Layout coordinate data

## START

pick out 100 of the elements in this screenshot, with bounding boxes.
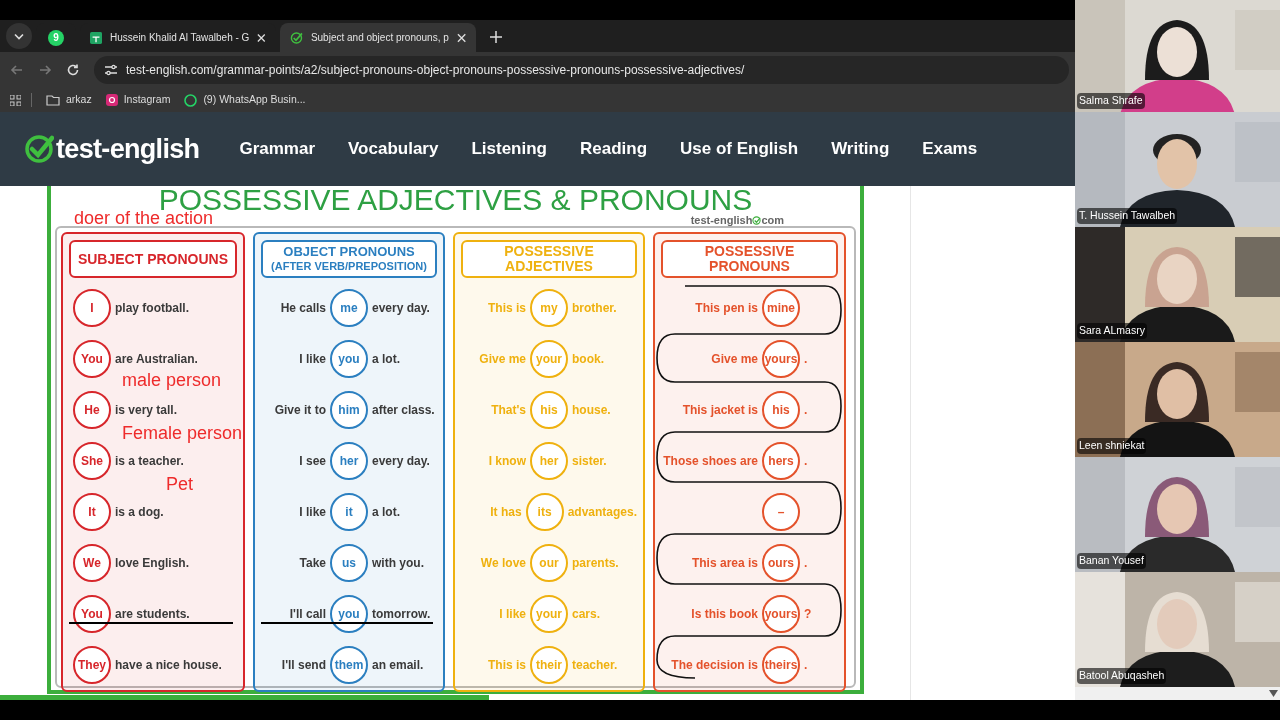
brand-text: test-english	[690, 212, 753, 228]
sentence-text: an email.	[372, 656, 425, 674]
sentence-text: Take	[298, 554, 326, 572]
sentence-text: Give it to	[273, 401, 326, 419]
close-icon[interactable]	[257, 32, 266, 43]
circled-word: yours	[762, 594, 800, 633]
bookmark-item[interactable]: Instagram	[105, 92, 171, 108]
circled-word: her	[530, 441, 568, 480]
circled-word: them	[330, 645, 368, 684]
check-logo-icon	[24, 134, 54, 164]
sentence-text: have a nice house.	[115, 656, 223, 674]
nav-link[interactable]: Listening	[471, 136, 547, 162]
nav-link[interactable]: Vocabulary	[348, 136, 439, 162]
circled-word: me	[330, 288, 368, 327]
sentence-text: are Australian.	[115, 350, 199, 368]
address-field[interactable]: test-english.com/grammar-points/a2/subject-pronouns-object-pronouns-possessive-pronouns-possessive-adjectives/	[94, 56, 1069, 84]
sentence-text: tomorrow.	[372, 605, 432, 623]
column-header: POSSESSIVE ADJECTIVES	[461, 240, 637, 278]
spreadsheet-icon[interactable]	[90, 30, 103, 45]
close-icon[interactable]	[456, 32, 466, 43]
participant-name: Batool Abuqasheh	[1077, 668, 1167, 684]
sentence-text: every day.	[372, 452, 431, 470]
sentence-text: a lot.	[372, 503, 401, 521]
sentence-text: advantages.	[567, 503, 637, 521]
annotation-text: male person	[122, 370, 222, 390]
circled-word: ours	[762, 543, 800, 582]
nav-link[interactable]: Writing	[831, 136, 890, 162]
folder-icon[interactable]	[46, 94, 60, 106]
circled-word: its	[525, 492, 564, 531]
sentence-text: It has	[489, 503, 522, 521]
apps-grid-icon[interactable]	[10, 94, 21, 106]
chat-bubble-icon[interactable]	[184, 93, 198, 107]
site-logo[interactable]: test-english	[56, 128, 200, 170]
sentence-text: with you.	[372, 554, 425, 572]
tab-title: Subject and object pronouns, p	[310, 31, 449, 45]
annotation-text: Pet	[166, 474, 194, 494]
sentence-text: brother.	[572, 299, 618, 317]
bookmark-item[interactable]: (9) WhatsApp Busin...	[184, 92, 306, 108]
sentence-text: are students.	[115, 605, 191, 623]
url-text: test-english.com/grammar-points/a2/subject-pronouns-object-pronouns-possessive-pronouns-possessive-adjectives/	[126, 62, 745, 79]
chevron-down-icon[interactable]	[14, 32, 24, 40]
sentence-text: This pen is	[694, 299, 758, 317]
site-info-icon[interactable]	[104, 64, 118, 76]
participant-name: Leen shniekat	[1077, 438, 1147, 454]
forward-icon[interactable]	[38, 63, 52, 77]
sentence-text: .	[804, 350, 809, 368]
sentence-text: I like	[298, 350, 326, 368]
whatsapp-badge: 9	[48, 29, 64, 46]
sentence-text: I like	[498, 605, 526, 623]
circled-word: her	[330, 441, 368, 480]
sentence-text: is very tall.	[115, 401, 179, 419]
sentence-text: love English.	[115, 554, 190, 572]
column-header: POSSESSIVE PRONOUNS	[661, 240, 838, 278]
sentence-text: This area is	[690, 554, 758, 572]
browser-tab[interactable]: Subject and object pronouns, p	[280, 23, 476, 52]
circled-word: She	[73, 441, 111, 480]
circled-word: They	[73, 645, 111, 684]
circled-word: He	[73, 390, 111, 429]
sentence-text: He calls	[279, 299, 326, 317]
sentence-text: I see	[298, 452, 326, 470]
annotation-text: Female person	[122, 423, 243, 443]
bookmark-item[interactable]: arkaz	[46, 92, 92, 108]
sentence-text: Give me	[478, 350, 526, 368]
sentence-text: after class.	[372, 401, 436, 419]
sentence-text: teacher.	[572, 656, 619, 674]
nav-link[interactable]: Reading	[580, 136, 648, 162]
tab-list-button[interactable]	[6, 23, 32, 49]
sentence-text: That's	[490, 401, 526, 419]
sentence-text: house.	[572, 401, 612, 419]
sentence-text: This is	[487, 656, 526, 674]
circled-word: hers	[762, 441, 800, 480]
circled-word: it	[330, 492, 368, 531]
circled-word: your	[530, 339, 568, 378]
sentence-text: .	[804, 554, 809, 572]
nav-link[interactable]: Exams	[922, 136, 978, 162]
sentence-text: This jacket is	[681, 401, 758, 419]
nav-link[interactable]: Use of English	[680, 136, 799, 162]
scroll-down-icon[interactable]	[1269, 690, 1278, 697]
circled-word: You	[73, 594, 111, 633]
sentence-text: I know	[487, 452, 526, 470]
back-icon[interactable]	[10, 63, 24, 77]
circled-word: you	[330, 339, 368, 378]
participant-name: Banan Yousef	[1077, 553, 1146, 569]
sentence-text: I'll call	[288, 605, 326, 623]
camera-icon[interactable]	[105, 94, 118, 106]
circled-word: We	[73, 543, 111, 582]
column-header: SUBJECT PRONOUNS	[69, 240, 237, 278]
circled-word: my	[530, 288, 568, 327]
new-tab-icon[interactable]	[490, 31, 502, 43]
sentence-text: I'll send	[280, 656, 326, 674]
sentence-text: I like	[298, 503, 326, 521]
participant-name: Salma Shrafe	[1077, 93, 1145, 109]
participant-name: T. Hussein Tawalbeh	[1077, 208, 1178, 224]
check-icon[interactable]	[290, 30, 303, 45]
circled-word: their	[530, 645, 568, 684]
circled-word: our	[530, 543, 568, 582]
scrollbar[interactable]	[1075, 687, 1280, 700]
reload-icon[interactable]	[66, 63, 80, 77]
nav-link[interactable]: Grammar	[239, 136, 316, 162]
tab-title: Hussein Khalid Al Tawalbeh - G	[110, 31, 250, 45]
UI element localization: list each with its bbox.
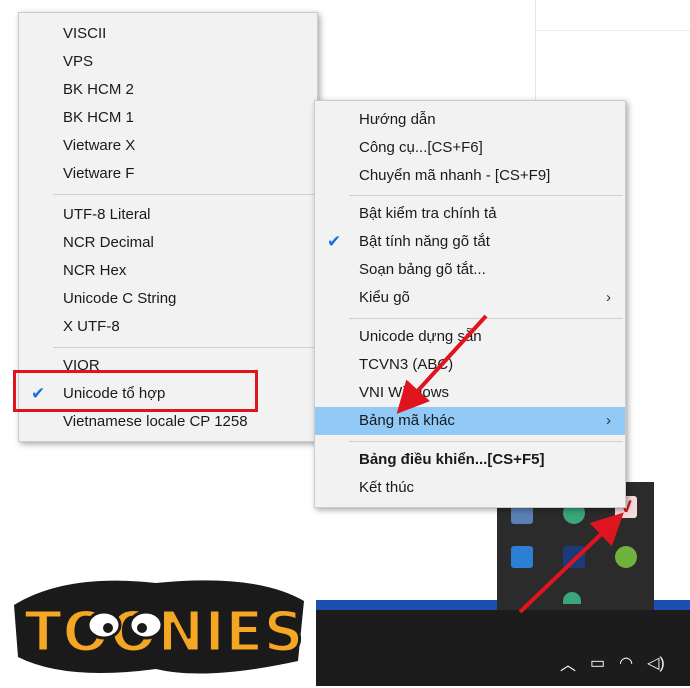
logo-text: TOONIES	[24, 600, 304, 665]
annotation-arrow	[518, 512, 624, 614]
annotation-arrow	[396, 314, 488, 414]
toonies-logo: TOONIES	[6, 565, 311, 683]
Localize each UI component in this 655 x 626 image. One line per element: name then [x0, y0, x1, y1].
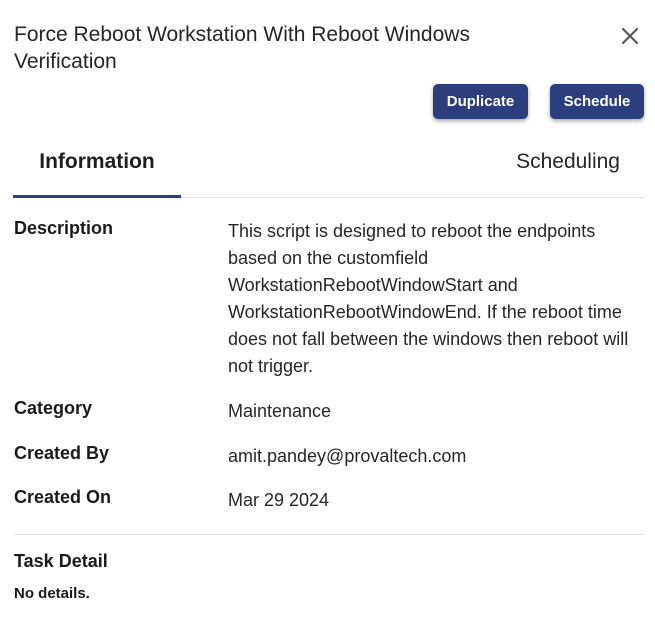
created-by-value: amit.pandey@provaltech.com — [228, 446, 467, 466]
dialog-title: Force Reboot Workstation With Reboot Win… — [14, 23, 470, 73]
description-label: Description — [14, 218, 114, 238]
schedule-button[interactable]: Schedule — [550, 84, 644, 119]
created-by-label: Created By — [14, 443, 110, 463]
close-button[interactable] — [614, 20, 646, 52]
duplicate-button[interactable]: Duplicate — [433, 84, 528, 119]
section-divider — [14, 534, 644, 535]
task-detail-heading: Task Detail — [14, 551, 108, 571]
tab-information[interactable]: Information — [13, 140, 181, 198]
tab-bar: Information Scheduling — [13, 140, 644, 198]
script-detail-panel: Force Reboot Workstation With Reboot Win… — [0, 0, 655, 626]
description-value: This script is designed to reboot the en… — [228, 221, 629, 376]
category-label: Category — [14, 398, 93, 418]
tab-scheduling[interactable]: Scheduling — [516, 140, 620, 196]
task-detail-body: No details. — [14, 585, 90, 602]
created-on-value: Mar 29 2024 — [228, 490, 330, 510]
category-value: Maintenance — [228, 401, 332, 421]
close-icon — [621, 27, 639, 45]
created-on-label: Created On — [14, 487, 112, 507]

## END

TO BE DONE – Reproduce every line of the entries above verbatim, omitting the pictures.

REPLY –
pick out 100 of the elements in this screenshot, with bounding boxes.
brand-text: test-english	[690, 212, 753, 228]
sentence-text: an email.	[372, 656, 425, 674]
sentence-text: Take	[298, 554, 326, 572]
sentence-text: Give it to	[273, 401, 326, 419]
close-icon[interactable]	[257, 32, 266, 43]
circled-word: yours	[762, 594, 800, 633]
bookmark-item[interactable]: Instagram	[105, 92, 171, 108]
circled-word: her	[530, 441, 568, 480]
circled-word: them	[330, 645, 368, 684]
check-logo-icon	[24, 134, 54, 164]
sentence-text: have a nice house.	[115, 656, 223, 674]
nav-link[interactable]: Listening	[471, 136, 547, 162]
nav-link[interactable]: Vocabulary	[348, 136, 439, 162]
circled-word: me	[330, 288, 368, 327]
sentence-text: are Australian.	[115, 350, 199, 368]
address-field[interactable]: test-english.com/grammar-points/a2/subject-pronouns-object-pronouns-possessive-pronouns-possessive-adjectives/	[94, 56, 1069, 84]
sentence-text: tomorrow.	[372, 605, 432, 623]
column-header: POSSESSIVE ADJECTIVES	[461, 240, 637, 278]
spreadsheet-icon[interactable]	[90, 30, 103, 45]
close-icon[interactable]	[456, 32, 466, 43]
participant-name: Batool Abuqasheh	[1077, 668, 1167, 684]
sentence-text: every day.	[372, 452, 431, 470]
sentence-text: a lot.	[372, 503, 401, 521]
sentence-text: advantages.	[567, 503, 637, 521]
annotation-text: male person	[122, 370, 222, 390]
circled-word: ours	[762, 543, 800, 582]
nav-link[interactable]: Writing	[831, 136, 890, 162]
folder-icon[interactable]	[46, 94, 60, 106]
circled-word: its	[525, 492, 564, 531]
sentence-text: It has	[489, 503, 522, 521]
apps-grid-icon[interactable]	[10, 94, 21, 106]
chat-bubble-icon[interactable]	[184, 93, 198, 107]
site-logo[interactable]: test-english	[56, 128, 200, 170]
sentence-text: with you.	[372, 554, 425, 572]
tab-title: Subject and object pronouns, p	[310, 31, 449, 45]
annotation-text: Pet	[166, 474, 194, 494]
sentence-text: brother.	[572, 299, 618, 317]
bookmark-item[interactable]: (9) WhatsApp Busin...	[184, 92, 306, 108]
sentence-text: are students.	[115, 605, 191, 623]
url-text: test-english.com/grammar-points/a2/subject-pronouns-object-pronouns-possessive-pronouns-possessive-adjectives/	[126, 62, 745, 79]
chevron-down-icon[interactable]	[14, 32, 24, 40]
sentence-text: This pen is	[694, 299, 758, 317]
site-info-icon[interactable]	[104, 64, 118, 76]
participant-name: Leen shniekat	[1077, 438, 1147, 454]
forward-icon[interactable]	[38, 63, 52, 77]
sentence-text: .	[804, 350, 809, 368]
sentence-text: I like	[298, 350, 326, 368]
whatsapp-badge: 9	[48, 29, 64, 46]
sentence-text: I like	[498, 605, 526, 623]
circled-word: her	[330, 441, 368, 480]
sentence-text: is very tall.	[115, 401, 179, 419]
sentence-text: love English.	[115, 554, 190, 572]
column-header: POSSESSIVE PRONOUNS	[661, 240, 838, 278]
sentence-text: This area is	[690, 554, 758, 572]
browser-tab[interactable]: Subject and object pronouns, p	[280, 23, 476, 52]
circled-word: She	[73, 441, 111, 480]
circled-word: They	[73, 645, 111, 684]
circled-word: He	[73, 390, 111, 429]
sentence-text: He calls	[279, 299, 326, 317]
sentence-text: I see	[298, 452, 326, 470]
annotation-text: Female person	[122, 423, 243, 443]
bookmark-item[interactable]: arkaz	[46, 92, 92, 108]
sentence-text: Give me	[478, 350, 526, 368]
sentence-text: after class.	[372, 401, 436, 419]
sentence-text: teacher.	[572, 656, 619, 674]
nav-link[interactable]: Reading	[580, 136, 648, 162]
tab-list-button[interactable]	[6, 23, 32, 49]
sentence-text: That's	[490, 401, 526, 419]
sentence-text: house.	[572, 401, 612, 419]
sentence-text: This is	[487, 656, 526, 674]
circled-word: hers	[762, 441, 800, 480]
circled-word: it	[330, 492, 368, 531]
circled-word: your	[530, 339, 568, 378]
sentence-text: .	[804, 554, 809, 572]
nav-link[interactable]: Exams	[922, 136, 978, 162]
sentence-text: This jacket is	[681, 401, 758, 419]
nav-link[interactable]: Use of English	[680, 136, 799, 162]
scroll-down-icon[interactable]	[1269, 690, 1278, 697]
circled-word: You	[73, 594, 111, 633]
sentence-text: I know	[487, 452, 526, 470]
back-icon[interactable]	[10, 63, 24, 77]
circled-word: you	[330, 339, 368, 378]
participant-name: Banan Yousef	[1077, 553, 1146, 569]
sentence-text: I'll call	[288, 605, 326, 623]
camera-icon[interactable]	[105, 94, 118, 106]
circled-word: We	[73, 543, 111, 582]
column-header: SUBJECT PRONOUNS	[69, 240, 237, 278]
circled-word: my	[530, 288, 568, 327]
new-tab-icon[interactable]	[490, 31, 502, 43]
sentence-text: I'll send	[280, 656, 326, 674]
sentence-text: I like	[298, 503, 326, 521]
participant-name: Salma Shrafe	[1077, 93, 1145, 109]
participant-name: T. Hussein Tawalbeh	[1077, 208, 1178, 224]
check-icon[interactable]	[290, 30, 303, 45]
circled-word: their	[530, 645, 568, 684]
circled-word: our	[530, 543, 568, 582]
scrollbar[interactable]	[1075, 687, 1280, 700]
reload-icon[interactable]	[66, 63, 80, 77]
nav-link[interactable]: Grammar	[239, 136, 316, 162]
tab-title: Hussein Khalid Al Tawalbeh - G	[110, 31, 250, 45]
UI element localization: list each with its bbox.
logo-text: TOONIES	[24, 600, 304, 665]
annotation-arrow	[518, 512, 624, 614]
annotation-arrow	[396, 314, 488, 414]
toonies-logo: TOONIES	[6, 565, 311, 683]
Localize each UI component in this 655 x 626 image. One line per element: name then [x0, y0, x1, y1].
created-by-value: amit.pandey@provaltech.com — [228, 446, 467, 466]
dialog-title: Force Reboot Workstation With Reboot Win… — [14, 23, 470, 73]
description-label: Description — [14, 218, 114, 238]
schedule-button[interactable]: Schedule — [550, 84, 644, 119]
created-by-label: Created By — [14, 443, 110, 463]
close-button[interactable] — [614, 20, 646, 52]
duplicate-button[interactable]: Duplicate — [433, 84, 528, 119]
section-divider — [14, 534, 644, 535]
task-detail-heading: Task Detail — [14, 551, 108, 571]
tab-information[interactable]: Information — [13, 140, 181, 198]
tab-bar: Information Scheduling — [13, 140, 644, 198]
script-detail-panel: Force Reboot Workstation With Reboot Win… — [0, 0, 655, 626]
description-value: This script is designed to reboot the en… — [228, 221, 629, 376]
category-label: Category — [14, 398, 93, 418]
tab-scheduling[interactable]: Scheduling — [516, 140, 620, 196]
task-detail-body: No details. — [14, 585, 90, 602]
created-on-value: Mar 29 2024 — [228, 490, 330, 510]
category-value: Maintenance — [228, 401, 332, 421]
close-icon — [621, 27, 639, 45]
created-on-label: Created On — [14, 487, 112, 507]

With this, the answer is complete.